:: SUPPLIED DATA

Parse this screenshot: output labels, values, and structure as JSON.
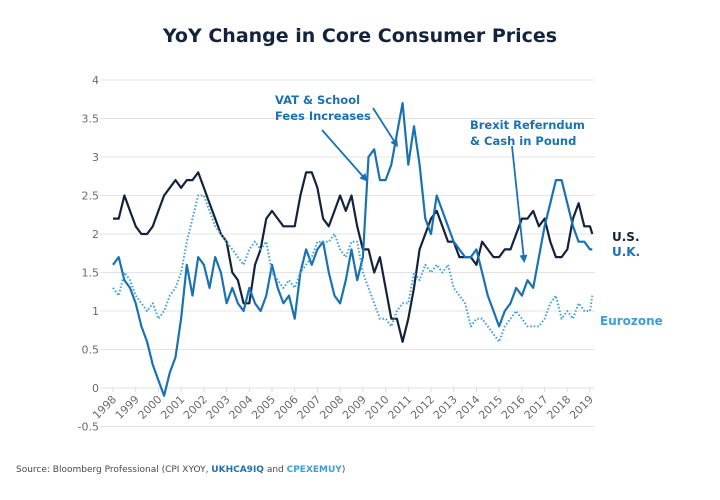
{
  "chart_data": {
    "type": "line",
    "title": "YoY Change in Core Consumer Prices",
    "xlabel": "",
    "ylabel": "",
    "ylim": [
      -0.5,
      4
    ],
    "xlim": [
      1998,
      2019.2
    ],
    "grid": true,
    "yticks": [
      "4",
      "3.5",
      "3",
      "2.5",
      "2",
      "1.5",
      "1",
      "0.5",
      "0",
      "-0.5"
    ],
    "ytick_values": [
      4,
      3.5,
      3,
      2.5,
      2,
      1.5,
      1,
      0.5,
      0,
      -0.5
    ],
    "xticks": [
      "1998",
      "1999",
      "2000",
      "2001",
      "2002",
      "2003",
      "2004",
      "2005",
      "2006",
      "2007",
      "2008",
      "2009",
      "2010",
      "2011",
      "2012",
      "2013",
      "2014",
      "2015",
      "2016",
      "2017",
      "2018",
      "2019"
    ],
    "x": [
      1998.0,
      1998.25,
      1998.5,
      1998.75,
      1999.0,
      1999.25,
      1999.5,
      1999.75,
      2000.0,
      2000.25,
      2000.5,
      2000.75,
      2001.0,
      2001.25,
      2001.5,
      2001.75,
      2002.0,
      2002.25,
      2002.5,
      2002.75,
      2003.0,
      2003.25,
      2003.5,
      2003.75,
      2004.0,
      2004.25,
      2004.5,
      2004.75,
      2005.0,
      2005.25,
      2005.5,
      2005.75,
      2006.0,
      2006.25,
      2006.5,
      2006.75,
      2007.0,
      2007.25,
      2007.5,
      2007.75,
      2008.0,
      2008.25,
      2008.5,
      2008.75,
      2009.0,
      2009.25,
      2009.5,
      2009.75,
      2010.0,
      2010.25,
      2010.5,
      2010.75,
      2011.0,
      2011.25,
      2011.5,
      2011.75,
      2012.0,
      2012.25,
      2012.5,
      2012.75,
      2013.0,
      2013.25,
      2013.5,
      2013.75,
      2014.0,
      2014.25,
      2014.5,
      2014.75,
      2015.0,
      2015.25,
      2015.5,
      2015.75,
      2016.0,
      2016.25,
      2016.5,
      2016.75,
      2017.0,
      2017.25,
      2017.5,
      2017.75,
      2018.0,
      2018.25,
      2018.5,
      2018.75,
      2019.0,
      2019.1
    ],
    "series": [
      {
        "name": "U.S.",
        "color": "#14233c",
        "style": "solid",
        "values": [
          2.2,
          2.2,
          2.5,
          2.3,
          2.1,
          2.0,
          2.0,
          2.1,
          2.3,
          2.5,
          2.6,
          2.7,
          2.6,
          2.7,
          2.7,
          2.8,
          2.6,
          2.4,
          2.2,
          2.0,
          1.9,
          1.5,
          1.4,
          1.1,
          1.1,
          1.6,
          1.8,
          2.2,
          2.3,
          2.2,
          2.1,
          2.1,
          2.1,
          2.5,
          2.8,
          2.8,
          2.6,
          2.2,
          2.1,
          2.3,
          2.5,
          2.3,
          2.5,
          2.1,
          1.8,
          1.8,
          1.5,
          1.7,
          1.3,
          0.9,
          0.9,
          0.6,
          0.9,
          1.3,
          1.8,
          2.0,
          2.2,
          2.3,
          2.1,
          1.9,
          1.9,
          1.7,
          1.7,
          1.7,
          1.6,
          1.9,
          1.8,
          1.7,
          1.7,
          1.8,
          1.8,
          2.0,
          2.2,
          2.2,
          2.3,
          2.1,
          2.2,
          1.9,
          1.7,
          1.7,
          1.8,
          2.2,
          2.4,
          2.1,
          2.1,
          2.0
        ]
      },
      {
        "name": "U.K.",
        "color": "#1a72b2",
        "style": "solid",
        "values": [
          1.6,
          1.7,
          1.4,
          1.3,
          1.1,
          0.8,
          0.6,
          0.3,
          0.1,
          -0.1,
          0.2,
          0.4,
          0.9,
          1.6,
          1.2,
          1.7,
          1.6,
          1.3,
          1.7,
          1.5,
          1.1,
          1.3,
          1.1,
          1.0,
          1.3,
          1.1,
          1.0,
          1.2,
          1.6,
          1.3,
          1.1,
          1.2,
          0.9,
          1.5,
          1.8,
          1.6,
          1.8,
          1.9,
          1.5,
          1.2,
          1.1,
          1.4,
          1.8,
          1.4,
          1.7,
          3.0,
          3.1,
          2.7,
          2.7,
          2.9,
          3.3,
          3.7,
          2.9,
          3.4,
          2.9,
          2.2,
          2.0,
          2.5,
          2.3,
          2.1,
          1.9,
          1.8,
          1.7,
          1.7,
          1.8,
          1.5,
          1.2,
          1.0,
          0.8,
          1.0,
          1.1,
          1.3,
          1.2,
          1.4,
          1.3,
          1.7,
          2.1,
          2.4,
          2.7,
          2.7,
          2.4,
          2.1,
          1.9,
          1.9,
          1.8,
          1.8
        ]
      },
      {
        "name": "Eurozone",
        "color": "#3aa0d8",
        "style": "dotted",
        "values": [
          1.3,
          1.2,
          1.5,
          1.4,
          1.2,
          1.1,
          1.0,
          1.1,
          0.9,
          1.0,
          1.2,
          1.3,
          1.5,
          1.9,
          2.2,
          2.5,
          2.5,
          2.3,
          2.1,
          2.0,
          1.9,
          1.8,
          1.7,
          1.6,
          1.8,
          1.9,
          1.8,
          1.9,
          1.5,
          1.4,
          1.3,
          1.4,
          1.3,
          1.5,
          1.6,
          1.7,
          1.9,
          1.9,
          1.9,
          2.0,
          1.8,
          1.7,
          1.9,
          1.9,
          1.5,
          1.3,
          1.1,
          0.9,
          0.9,
          0.8,
          1.0,
          1.1,
          1.1,
          1.5,
          1.4,
          1.6,
          1.5,
          1.6,
          1.5,
          1.6,
          1.3,
          1.2,
          1.1,
          0.8,
          0.9,
          0.9,
          0.8,
          0.7,
          0.6,
          0.8,
          0.9,
          1.0,
          0.9,
          0.8,
          0.8,
          0.8,
          0.9,
          1.1,
          1.2,
          0.9,
          1.0,
          0.9,
          1.1,
          1.0,
          1.0,
          1.2
        ]
      }
    ],
    "annotations": [
      {
        "text_lines": [
          "VAT & School",
          "Fees Increases"
        ],
        "points_to": [
          [
            2009.15,
            2.7
          ],
          [
            2010.5,
            3.15
          ]
        ]
      },
      {
        "text_lines": [
          "Brexit Referndum",
          "& Cash in Pound"
        ],
        "points_to": [
          [
            2016.1,
            1.65
          ]
        ]
      }
    ],
    "legend_placement": "right-inline"
  },
  "source": {
    "prefix": "Source: Bloomberg Professional (CPI XYOY, ",
    "uk_code": "UKHCA9IQ",
    "and": " and ",
    "ez_code": "CPEXEMUY",
    "suffix": ")"
  }
}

::::

TO DO: Make an exact copy of every entry above, minus the images.

FINISHED TASK:
Parse this screenshot: output labels, values, and structure as JSON.
{
  "chart_data": {
    "type": "line",
    "title": "YoY Change in Core Consumer Prices",
    "xlabel": "",
    "ylabel": "",
    "ylim": [
      -0.5,
      4
    ],
    "xlim": [
      1998,
      2019.2
    ],
    "grid": true,
    "yticks": [
      "4",
      "3.5",
      "3",
      "2.5",
      "2",
      "1.5",
      "1",
      "0.5",
      "0",
      "-0.5"
    ],
    "ytick_values": [
      4,
      3.5,
      3,
      2.5,
      2,
      1.5,
      1,
      0.5,
      0,
      -0.5
    ],
    "xticks": [
      "1998",
      "1999",
      "2000",
      "2001",
      "2002",
      "2003",
      "2004",
      "2005",
      "2006",
      "2007",
      "2008",
      "2009",
      "2010",
      "2011",
      "2012",
      "2013",
      "2014",
      "2015",
      "2016",
      "2017",
      "2018",
      "2019"
    ],
    "x": [
      1998.0,
      1998.25,
      1998.5,
      1998.75,
      1999.0,
      1999.25,
      1999.5,
      1999.75,
      2000.0,
      2000.25,
      2000.5,
      2000.75,
      2001.0,
      2001.25,
      2001.5,
      2001.75,
      2002.0,
      2002.25,
      2002.5,
      2002.75,
      2003.0,
      2003.25,
      2003.5,
      2003.75,
      2004.0,
      2004.25,
      2004.5,
      2004.75,
      2005.0,
      2005.25,
      2005.5,
      2005.75,
      2006.0,
      2006.25,
      2006.5,
      2006.75,
      2007.0,
      2007.25,
      2007.5,
      2007.75,
      2008.0,
      2008.25,
      2008.5,
      2008.75,
      2009.0,
      2009.25,
      2009.5,
      2009.75,
      2010.0,
      2010.25,
      2010.5,
      2010.75,
      2011.0,
      2011.25,
      2011.5,
      2011.75,
      2012.0,
      2012.25,
      2012.5,
      2012.75,
      2013.0,
      2013.25,
      2013.5,
      2013.75,
      2014.0,
      2014.25,
      2014.5,
      2014.75,
      2015.0,
      2015.25,
      2015.5,
      2015.75,
      2016.0,
      2016.25,
      2016.5,
      2016.75,
      2017.0,
      2017.25,
      2017.5,
      2017.75,
      2018.0,
      2018.25,
      2018.5,
      2018.75,
      2019.0,
      2019.1
    ],
    "series": [
      {
        "name": "U.S.",
        "color": "#14233c",
        "style": "solid",
        "values": [
          2.2,
          2.2,
          2.5,
          2.3,
          2.1,
          2.0,
          2.0,
          2.1,
          2.3,
          2.5,
          2.6,
          2.7,
          2.6,
          2.7,
          2.7,
          2.8,
          2.6,
          2.4,
          2.2,
          2.0,
          1.9,
          1.5,
          1.4,
          1.1,
          1.1,
          1.6,
          1.8,
          2.2,
          2.3,
          2.2,
          2.1,
          2.1,
          2.1,
          2.5,
          2.8,
          2.8,
          2.6,
          2.2,
          2.1,
          2.3,
          2.5,
          2.3,
          2.5,
          2.1,
          1.8,
          1.8,
          1.5,
          1.7,
          1.3,
          0.9,
          0.9,
          0.6,
          0.9,
          1.3,
          1.8,
          2.0,
          2.2,
          2.3,
          2.1,
          1.9,
          1.9,
          1.7,
          1.7,
          1.7,
          1.6,
          1.9,
          1.8,
          1.7,
          1.7,
          1.8,
          1.8,
          2.0,
          2.2,
          2.2,
          2.3,
          2.1,
          2.2,
          1.9,
          1.7,
          1.7,
          1.8,
          2.2,
          2.4,
          2.1,
          2.1,
          2.0
        ]
      },
      {
        "name": "U.K.",
        "color": "#1a72b2",
        "style": "solid",
        "values": [
          1.6,
          1.7,
          1.4,
          1.3,
          1.1,
          0.8,
          0.6,
          0.3,
          0.1,
          -0.1,
          0.2,
          0.4,
          0.9,
          1.6,
          1.2,
          1.7,
          1.6,
          1.3,
          1.7,
          1.5,
          1.1,
          1.3,
          1.1,
          1.0,
          1.3,
          1.1,
          1.0,
          1.2,
          1.6,
          1.3,
          1.1,
          1.2,
          0.9,
          1.5,
          1.8,
          1.6,
          1.8,
          1.9,
          1.5,
          1.2,
          1.1,
          1.4,
          1.8,
          1.4,
          1.7,
          3.0,
          3.1,
          2.7,
          2.7,
          2.9,
          3.3,
          3.7,
          2.9,
          3.4,
          2.9,
          2.2,
          2.0,
          2.5,
          2.3,
          2.1,
          1.9,
          1.8,
          1.7,
          1.7,
          1.8,
          1.5,
          1.2,
          1.0,
          0.8,
          1.0,
          1.1,
          1.3,
          1.2,
          1.4,
          1.3,
          1.7,
          2.1,
          2.4,
          2.7,
          2.7,
          2.4,
          2.1,
          1.9,
          1.9,
          1.8,
          1.8
        ]
      },
      {
        "name": "Eurozone",
        "color": "#3aa0d8",
        "style": "dotted",
        "values": [
          1.3,
          1.2,
          1.5,
          1.4,
          1.2,
          1.1,
          1.0,
          1.1,
          0.9,
          1.0,
          1.2,
          1.3,
          1.5,
          1.9,
          2.2,
          2.5,
          2.5,
          2.3,
          2.1,
          2.0,
          1.9,
          1.8,
          1.7,
          1.6,
          1.8,
          1.9,
          1.8,
          1.9,
          1.5,
          1.4,
          1.3,
          1.4,
          1.3,
          1.5,
          1.6,
          1.7,
          1.9,
          1.9,
          1.9,
          2.0,
          1.8,
          1.7,
          1.9,
          1.9,
          1.5,
          1.3,
          1.1,
          0.9,
          0.9,
          0.8,
          1.0,
          1.1,
          1.1,
          1.5,
          1.4,
          1.6,
          1.5,
          1.6,
          1.5,
          1.6,
          1.3,
          1.2,
          1.1,
          0.8,
          0.9,
          0.9,
          0.8,
          0.7,
          0.6,
          0.8,
          0.9,
          1.0,
          0.9,
          0.8,
          0.8,
          0.8,
          0.9,
          1.1,
          1.2,
          0.9,
          1.0,
          0.9,
          1.1,
          1.0,
          1.0,
          1.2
        ]
      }
    ],
    "annotations": [
      {
        "text_lines": [
          "VAT & School",
          "Fees Increases"
        ],
        "points_to": [
          [
            2009.15,
            2.7
          ],
          [
            2010.5,
            3.15
          ]
        ]
      },
      {
        "text_lines": [
          "Brexit Referndum",
          "& Cash in Pound"
        ],
        "points_to": [
          [
            2016.1,
            1.65
          ]
        ]
      }
    ],
    "legend_placement": "right-inline"
  },
  "source": {
    "prefix": "Source: Bloomberg Professional (CPI XYOY, ",
    "uk_code": "UKHCA9IQ",
    "and": " and ",
    "ez_code": "CPEXEMUY",
    "suffix": ")"
  }
}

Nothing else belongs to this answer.